* What is being asked
Print the data exactly as it is given, please.
---------- Supplied information ----------
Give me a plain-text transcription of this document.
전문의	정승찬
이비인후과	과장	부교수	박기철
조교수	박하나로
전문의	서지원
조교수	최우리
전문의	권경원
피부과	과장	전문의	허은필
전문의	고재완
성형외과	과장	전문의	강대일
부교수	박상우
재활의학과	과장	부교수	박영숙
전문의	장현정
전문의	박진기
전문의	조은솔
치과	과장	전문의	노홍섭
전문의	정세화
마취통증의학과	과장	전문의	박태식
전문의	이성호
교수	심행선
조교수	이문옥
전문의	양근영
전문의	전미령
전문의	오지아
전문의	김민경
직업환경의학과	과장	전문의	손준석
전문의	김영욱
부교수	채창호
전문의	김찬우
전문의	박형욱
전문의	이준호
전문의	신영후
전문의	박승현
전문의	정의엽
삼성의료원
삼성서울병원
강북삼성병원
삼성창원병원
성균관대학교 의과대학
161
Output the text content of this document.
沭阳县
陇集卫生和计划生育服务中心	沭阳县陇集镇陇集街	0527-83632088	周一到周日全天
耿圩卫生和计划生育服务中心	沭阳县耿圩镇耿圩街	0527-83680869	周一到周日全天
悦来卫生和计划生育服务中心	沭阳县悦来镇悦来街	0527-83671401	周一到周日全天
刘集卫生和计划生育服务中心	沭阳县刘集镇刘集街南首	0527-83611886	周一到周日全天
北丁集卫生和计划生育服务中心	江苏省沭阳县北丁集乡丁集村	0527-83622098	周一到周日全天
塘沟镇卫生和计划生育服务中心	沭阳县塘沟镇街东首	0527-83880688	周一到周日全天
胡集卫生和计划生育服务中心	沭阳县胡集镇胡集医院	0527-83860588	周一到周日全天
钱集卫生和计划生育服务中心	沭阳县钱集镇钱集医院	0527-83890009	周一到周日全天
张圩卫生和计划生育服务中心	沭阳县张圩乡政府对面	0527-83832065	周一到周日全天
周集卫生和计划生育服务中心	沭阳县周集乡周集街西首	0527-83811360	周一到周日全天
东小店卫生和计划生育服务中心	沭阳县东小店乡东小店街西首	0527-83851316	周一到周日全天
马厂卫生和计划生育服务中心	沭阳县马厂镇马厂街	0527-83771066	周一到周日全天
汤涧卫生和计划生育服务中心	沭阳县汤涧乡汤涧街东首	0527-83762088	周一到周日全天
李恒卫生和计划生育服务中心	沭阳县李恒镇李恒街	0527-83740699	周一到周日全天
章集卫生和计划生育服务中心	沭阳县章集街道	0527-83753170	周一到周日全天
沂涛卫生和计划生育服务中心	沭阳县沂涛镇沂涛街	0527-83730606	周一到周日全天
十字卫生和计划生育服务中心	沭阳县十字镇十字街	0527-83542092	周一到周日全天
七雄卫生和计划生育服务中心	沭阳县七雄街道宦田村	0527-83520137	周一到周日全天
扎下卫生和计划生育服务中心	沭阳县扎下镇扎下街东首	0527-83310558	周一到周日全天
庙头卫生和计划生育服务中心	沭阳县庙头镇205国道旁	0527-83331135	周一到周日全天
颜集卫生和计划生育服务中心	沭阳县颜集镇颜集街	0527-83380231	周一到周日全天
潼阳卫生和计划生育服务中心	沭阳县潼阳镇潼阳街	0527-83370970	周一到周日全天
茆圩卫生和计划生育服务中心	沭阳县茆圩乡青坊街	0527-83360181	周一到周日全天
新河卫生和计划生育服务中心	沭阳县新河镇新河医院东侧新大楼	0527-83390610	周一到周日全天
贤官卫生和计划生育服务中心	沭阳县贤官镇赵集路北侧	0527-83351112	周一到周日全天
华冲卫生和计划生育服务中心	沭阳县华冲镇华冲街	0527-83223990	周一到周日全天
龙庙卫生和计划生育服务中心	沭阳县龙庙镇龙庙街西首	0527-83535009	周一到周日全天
----------
* The answer
Give me a plain-text transcription of this document.
전문의	정승찬
이비인후과	과장	부교수	박기철
조교수	박하나로
전문의	서지원
조교수	최우리
전문의	권경원
피부과	과장	전문의	허은필
전문의	고재완
성형외과	과장	전문의	강대일
부교수	박상우
재활의학과	과장	부교수	박영숙
전문의	장현정
전문의	박진기
전문의	조은솔
치과	과장	전문의	노홍섭
전문의	정세화
마취통증의학과	과장	전문의	박태식
전문의	이성호
교수	심행선
조교수	이문옥
전문의	양근영
전문의	전미령
전문의	오지아
전문의	김민경
직업환경의학과	과장	전문의	손준석
전문의	김영욱
부교수	채창호
전문의	김찬우
전문의	박형욱
전문의	이준호
전문의	신영후
전문의	박승현
전문의	정의엽
삼성의료원
삼성서울병원
강북삼성병원
삼성창원병원
성균관대학교 의과대학
161
Output the text content of this document.
沭阳县
陇集卫生和计划生育服务中心	沭阳县陇集镇陇集街	0527-83632088	周一到周日全天
耿圩卫生和计划生育服务中心	沭阳县耿圩镇耿圩街	0527-83680869	周一到周日全天
悦来卫生和计划生育服务中心	沭阳县悦来镇悦来街	0527-83671401	周一到周日全天
刘集卫生和计划生育服务中心	沭阳县刘集镇刘集街南首	0527-83611886	周一到周日全天
北丁集卫生和计划生育服务中心	江苏省沭阳县北丁集乡丁集村	0527-83622098	周一到周日全天
塘沟镇卫生和计划生育服务中心	沭阳县塘沟镇街东首	0527-83880688	周一到周日全天
胡集卫生和计划生育服务中心	沭阳县胡集镇胡集医院	0527-83860588	周一到周日全天
钱集卫生和计划生育服务中心	沭阳县钱集镇钱集医院	0527-83890009	周一到周日全天
张圩卫生和计划生育服务中心	沭阳县张圩乡政府对面	0527-83832065	周一到周日全天
周集卫生和计划生育服务中心	沭阳县周集乡周集街西首	0527-83811360	周一到周日全天
东小店卫生和计划生育服务中心	沭阳县东小店乡东小店街西首	0527-83851316	周一到周日全天
马厂卫生和计划生育服务中心	沭阳县马厂镇马厂街	0527-83771066	周一到周日全天
汤涧卫生和计划生育服务中心	沭阳县汤涧乡汤涧街东首	0527-83762088	周一到周日全天
李恒卫生和计划生育服务中心	沭阳县李恒镇李恒街	0527-83740699	周一到周日全天
章集卫生和计划生育服务中心	沭阳县章集街道	0527-83753170	周一到周日全天
沂涛卫生和计划生育服务中心	沭阳县沂涛镇沂涛街	0527-83730606	周一到周日全天
十字卫生和计划生育服务中心	沭阳县十字镇十字街	0527-83542092	周一到周日全天
七雄卫生和计划生育服务中心	沭阳县七雄街道宦田村	0527-83520137	周一到周日全天
扎下卫生和计划生育服务中心	沭阳县扎下镇扎下街东首	0527-83310558	周一到周日全天
庙头卫生和计划生育服务中心	沭阳县庙头镇205国道旁	0527-83331135	周一到周日全天
颜集卫生和计划生育服务中心	沭阳县颜集镇颜集街	0527-83380231	周一到周日全天
潼阳卫生和计划生育服务中心	沭阳县潼阳镇潼阳街	0527-83370970	周一到周日全天
茆圩卫生和计划生育服务中心	沭阳县茆圩乡青坊街	0527-83360181	周一到周日全天
新河卫生和计划生育服务中心	沭阳县新河镇新河医院东侧新大楼	0527-83390610	周一到周日全天
贤官卫生和计划生育服务中心	沭阳县贤官镇赵集路北侧	0527-83351112	周一到周日全天
华冲卫生和计划生育服务中心	沭阳县华冲镇华冲街	0527-83223990	周一到周日全天
龙庙卫生和计划生育服务中心	沭阳县龙庙镇龙庙街西首	0527-83535009	周一到周日全天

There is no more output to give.